Exercise prompt – Copy every line from the data below in which the string "your" can be found.

Material provided –
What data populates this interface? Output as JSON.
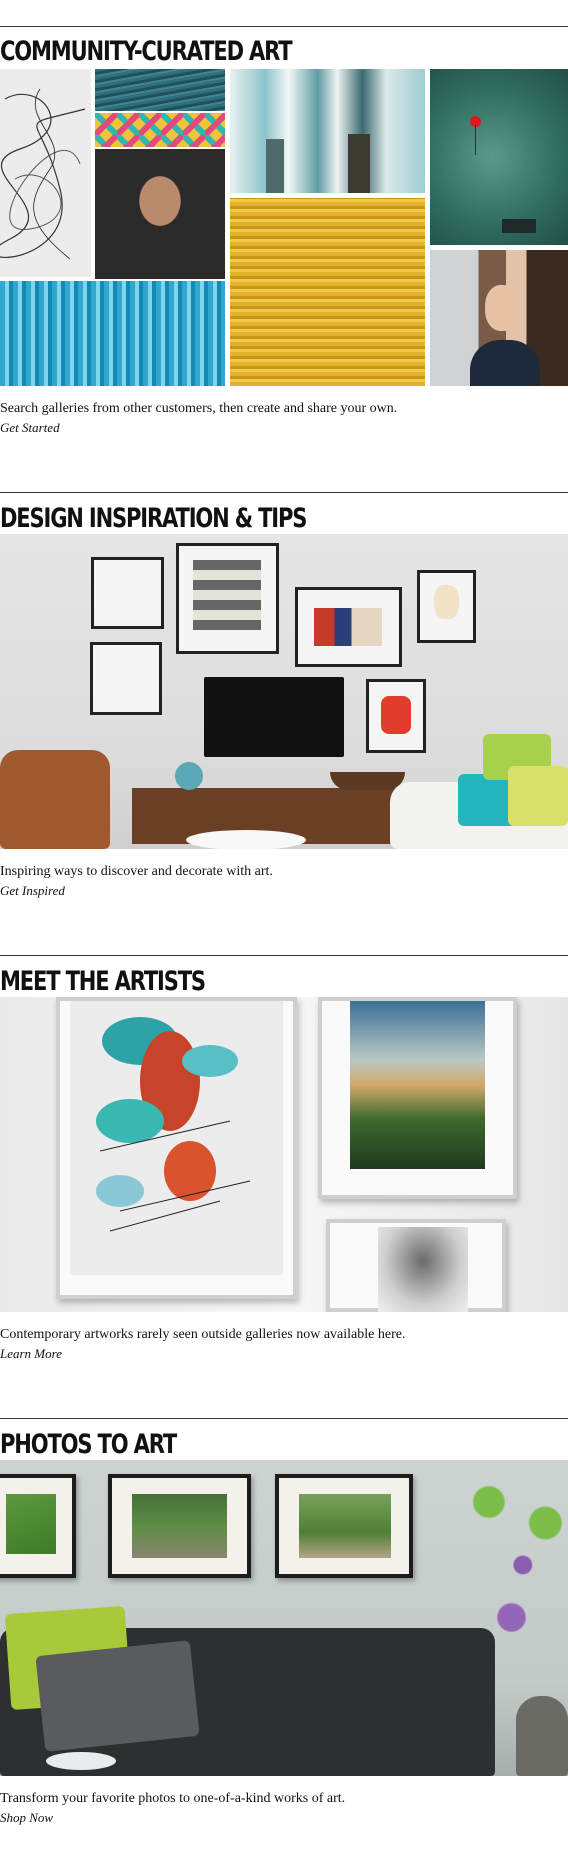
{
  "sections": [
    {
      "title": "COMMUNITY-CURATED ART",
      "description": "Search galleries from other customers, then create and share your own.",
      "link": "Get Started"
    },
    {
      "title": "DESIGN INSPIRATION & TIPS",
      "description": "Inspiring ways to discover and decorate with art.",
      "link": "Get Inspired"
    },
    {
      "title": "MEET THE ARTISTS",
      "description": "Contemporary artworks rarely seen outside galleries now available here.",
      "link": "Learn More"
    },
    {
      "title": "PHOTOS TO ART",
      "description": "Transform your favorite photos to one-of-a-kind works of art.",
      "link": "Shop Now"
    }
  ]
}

Answer to the task –
      "description": "Search galleries from other customers, then create and share your own.",
      "description": "Transform your favorite photos to one-of-a-kind works of art.",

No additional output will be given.